И.АНДРЕЕВ: Ну вот, этот отрыв, или прорыв даже точнее, Софьи, это момент последние дни Федора, любимого брата, а потом смерть Федора. Она здесь вообще учинила ненормированный. Ведь когда умирает царь, то разрешается только царице появиться, царицу несут на санях, старый древнерусский обычай еще, вспоминайте Владимира Мономаха и т.д., провожают в путь все, больше никто. И вот Софья приходит, плачет над гробом брата. И здесь, между прочим, удивительная параллель это уже не просто скорбь, а Софья это уже и чувство, и разум, конечно. Я уже не знаю, когда у нее явилась эта мысль подумать о прорыве, не просто прорыве беситься в тереме, а подумать об общественной некоей деятельности, - но параллель такая - Софья и Екатерина. Вспомните, Елизавета Петровна умирает, и Екатерина скорбит в черном перед всем народом, перед придворными. И Петр III, который себя соответствующим образом ведет, совершенно безобразно и оскорбительно с точки зрения памяти к тетке. Вот Софья тоже скорбит, искренне, видимо, скорбит над гробом брата, а Петр он десятилетний, спрос маленький. Наталья Кирилловна-то его уводит под предлогом, что "трудно стоять, Петруша, тяжело", и контраст разом возникает. Причем она вообще, Наталья Кирилловна, была недовольна появлением Софьи, и это все, нагнетается эта ситуация.
С.БУНТМАН: Но здесь больше, наверно, инициатива от Натальи Кирилловны идет.
И.АНДРЕЕВ: Недовольство то, что Софья явилась да. Ей все время приходилось проигрывать Софье, потому что с точки зрения ума, конечно, Софья на три головы выше Натальи Кирилловны. Но как она использует эту ситуацию? Дальше по Невиллю это иноземец, который оставил записки, Софья перед тем, как уйти уже, пишет о том, что их обделили, обделили их брата, "нет у нас ни батюшки, ни матушки и никакого заступника, брата нашего Ивана на царство не выбрали" вот такая апелляция. То есть она, как и Екатерина, общественное мнение начинает обрабатывать этим же чувствами.
С.БУНТМАН: Мы не можем обойти ее романы, если так можно сказать, или роман. Сразу приходит на ум Голицын, но только ли там Голицын.

◇ ◇ ◇ ◇ ◇ ◇ ◇

ЗАДАНИЕ A - Сколько лет было Петру, когда Софья скорбела над гробом брата, согласно выбранному отрывку?

◇ ◇ ◇ ◇ ◇ ◇ ◇

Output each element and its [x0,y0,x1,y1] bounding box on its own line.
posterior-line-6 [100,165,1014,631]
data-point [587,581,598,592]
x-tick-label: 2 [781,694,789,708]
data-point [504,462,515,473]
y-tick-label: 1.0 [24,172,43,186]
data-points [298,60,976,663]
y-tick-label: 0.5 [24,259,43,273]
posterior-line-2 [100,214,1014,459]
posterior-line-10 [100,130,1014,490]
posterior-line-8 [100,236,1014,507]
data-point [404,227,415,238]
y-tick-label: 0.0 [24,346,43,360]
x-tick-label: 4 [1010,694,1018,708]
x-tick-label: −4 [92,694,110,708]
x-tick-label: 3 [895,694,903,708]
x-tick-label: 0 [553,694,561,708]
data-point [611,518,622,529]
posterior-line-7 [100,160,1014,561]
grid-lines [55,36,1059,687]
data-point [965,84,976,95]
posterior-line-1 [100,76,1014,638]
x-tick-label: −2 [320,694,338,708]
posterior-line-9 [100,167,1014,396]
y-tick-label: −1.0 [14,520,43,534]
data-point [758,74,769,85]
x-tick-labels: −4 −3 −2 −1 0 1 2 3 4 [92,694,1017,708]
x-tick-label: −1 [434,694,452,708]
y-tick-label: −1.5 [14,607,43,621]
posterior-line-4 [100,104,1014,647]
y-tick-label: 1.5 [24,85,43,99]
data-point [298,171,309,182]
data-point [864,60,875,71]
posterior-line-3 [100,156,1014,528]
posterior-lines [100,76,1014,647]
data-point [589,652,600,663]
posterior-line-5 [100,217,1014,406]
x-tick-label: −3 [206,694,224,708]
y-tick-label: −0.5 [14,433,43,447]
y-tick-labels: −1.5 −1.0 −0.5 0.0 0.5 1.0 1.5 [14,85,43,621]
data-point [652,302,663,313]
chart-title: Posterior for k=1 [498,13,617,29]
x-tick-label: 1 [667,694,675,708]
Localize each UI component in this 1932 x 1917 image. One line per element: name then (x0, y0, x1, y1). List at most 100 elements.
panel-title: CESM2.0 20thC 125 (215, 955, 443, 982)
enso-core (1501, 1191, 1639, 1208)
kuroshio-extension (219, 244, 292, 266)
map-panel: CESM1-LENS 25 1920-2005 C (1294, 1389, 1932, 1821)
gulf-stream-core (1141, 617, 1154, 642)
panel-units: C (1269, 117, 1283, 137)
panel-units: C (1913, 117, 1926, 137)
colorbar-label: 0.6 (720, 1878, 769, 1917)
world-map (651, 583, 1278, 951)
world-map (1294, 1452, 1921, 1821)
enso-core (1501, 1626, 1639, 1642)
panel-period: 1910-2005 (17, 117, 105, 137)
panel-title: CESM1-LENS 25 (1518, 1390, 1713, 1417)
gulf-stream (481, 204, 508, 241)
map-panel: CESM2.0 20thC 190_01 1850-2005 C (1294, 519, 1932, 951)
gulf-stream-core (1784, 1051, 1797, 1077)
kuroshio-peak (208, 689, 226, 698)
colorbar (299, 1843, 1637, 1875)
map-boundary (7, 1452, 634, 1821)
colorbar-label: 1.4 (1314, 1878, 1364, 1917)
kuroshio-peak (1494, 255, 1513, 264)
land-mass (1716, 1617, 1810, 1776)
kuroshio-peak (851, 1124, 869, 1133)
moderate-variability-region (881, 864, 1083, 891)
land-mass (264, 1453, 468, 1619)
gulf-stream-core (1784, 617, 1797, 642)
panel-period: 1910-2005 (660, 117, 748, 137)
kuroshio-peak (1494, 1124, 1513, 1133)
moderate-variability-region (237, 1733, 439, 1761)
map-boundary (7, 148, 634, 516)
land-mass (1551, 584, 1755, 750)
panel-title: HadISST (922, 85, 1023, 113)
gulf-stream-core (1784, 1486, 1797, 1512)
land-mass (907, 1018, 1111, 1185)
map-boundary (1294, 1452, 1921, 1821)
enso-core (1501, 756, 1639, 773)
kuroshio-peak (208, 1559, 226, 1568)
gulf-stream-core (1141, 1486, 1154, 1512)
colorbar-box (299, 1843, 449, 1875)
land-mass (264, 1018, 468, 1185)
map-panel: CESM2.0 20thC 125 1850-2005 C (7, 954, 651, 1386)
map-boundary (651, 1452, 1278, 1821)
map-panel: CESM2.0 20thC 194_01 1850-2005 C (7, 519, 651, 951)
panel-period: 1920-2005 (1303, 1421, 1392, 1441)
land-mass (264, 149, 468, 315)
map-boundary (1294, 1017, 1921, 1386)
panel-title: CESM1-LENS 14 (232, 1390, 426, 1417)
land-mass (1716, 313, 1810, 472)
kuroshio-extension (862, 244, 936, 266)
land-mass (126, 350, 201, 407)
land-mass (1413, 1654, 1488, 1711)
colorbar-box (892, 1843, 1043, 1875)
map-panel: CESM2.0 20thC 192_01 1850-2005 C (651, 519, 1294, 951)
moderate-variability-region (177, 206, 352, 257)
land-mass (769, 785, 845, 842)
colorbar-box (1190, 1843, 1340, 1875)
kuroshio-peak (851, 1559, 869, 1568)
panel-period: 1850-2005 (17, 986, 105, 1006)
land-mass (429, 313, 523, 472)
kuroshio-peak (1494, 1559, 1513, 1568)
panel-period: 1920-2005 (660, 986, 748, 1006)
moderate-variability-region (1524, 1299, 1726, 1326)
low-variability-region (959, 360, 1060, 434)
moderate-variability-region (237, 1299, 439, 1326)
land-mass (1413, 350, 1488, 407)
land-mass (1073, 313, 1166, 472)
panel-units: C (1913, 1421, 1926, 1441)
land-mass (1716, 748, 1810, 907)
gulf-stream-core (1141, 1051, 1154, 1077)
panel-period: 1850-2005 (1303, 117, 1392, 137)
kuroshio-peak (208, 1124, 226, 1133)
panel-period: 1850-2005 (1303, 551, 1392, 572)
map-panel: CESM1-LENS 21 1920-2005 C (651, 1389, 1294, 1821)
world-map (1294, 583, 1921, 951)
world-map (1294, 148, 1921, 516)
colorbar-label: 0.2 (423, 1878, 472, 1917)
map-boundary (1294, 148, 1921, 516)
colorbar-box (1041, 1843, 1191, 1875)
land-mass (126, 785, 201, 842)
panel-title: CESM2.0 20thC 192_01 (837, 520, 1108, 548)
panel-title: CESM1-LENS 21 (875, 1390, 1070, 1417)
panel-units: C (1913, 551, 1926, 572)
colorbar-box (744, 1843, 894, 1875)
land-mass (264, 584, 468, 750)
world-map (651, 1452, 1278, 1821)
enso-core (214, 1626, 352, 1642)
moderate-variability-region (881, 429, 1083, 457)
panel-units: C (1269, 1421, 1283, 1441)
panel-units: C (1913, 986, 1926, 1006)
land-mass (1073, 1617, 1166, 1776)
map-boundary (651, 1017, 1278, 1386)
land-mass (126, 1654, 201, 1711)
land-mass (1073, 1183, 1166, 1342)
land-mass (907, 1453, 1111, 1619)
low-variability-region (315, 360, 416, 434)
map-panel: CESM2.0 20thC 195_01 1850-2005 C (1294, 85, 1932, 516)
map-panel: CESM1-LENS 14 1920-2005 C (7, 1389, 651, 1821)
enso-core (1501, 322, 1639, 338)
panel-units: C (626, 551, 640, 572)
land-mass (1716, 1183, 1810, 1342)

◇ ◇ ◇ ◇ ◇ ◇ ◇

ЗАДАНИЕ B - Измените записи с первой строки по строку с "posterior-line-1 [100,76,1014,638]" включительно: замените "x-tick-label" на "x-axis-label", а все остальное оставьте как есть. Выведите только эти строки.

РЕШЕНИЕ A - Петру было десять лет.

РЕШЕНИЕ B -
Output each element and its [x0,y0,x1,y1] bounding box on its own line.
posterior-line-6 [100,165,1014,631]
data-point [587,581,598,592]
x-axis-label: 2 [781,694,789,708]
data-point [504,462,515,473]
y-tick-label: 1.0 [24,172,43,186]
data-points [298,60,976,663]
y-tick-label: 0.5 [24,259,43,273]
posterior-line-2 [100,214,1014,459]
posterior-line-10 [100,130,1014,490]
posterior-line-8 [100,236,1014,507]
data-point [404,227,415,238]
y-tick-label: 0.0 [24,346,43,360]
x-axis-label: 4 [1010,694,1018,708]
x-axis-label: −4 [92,694,110,708]
x-axis-label: 3 [895,694,903,708]
x-axis-label: 0 [553,694,561,708]
data-point [611,518,622,529]
posterior-line-7 [100,160,1014,561]
grid-lines [55,36,1059,687]
data-point [965,84,976,95]
posterior-line-1 [100,76,1014,638]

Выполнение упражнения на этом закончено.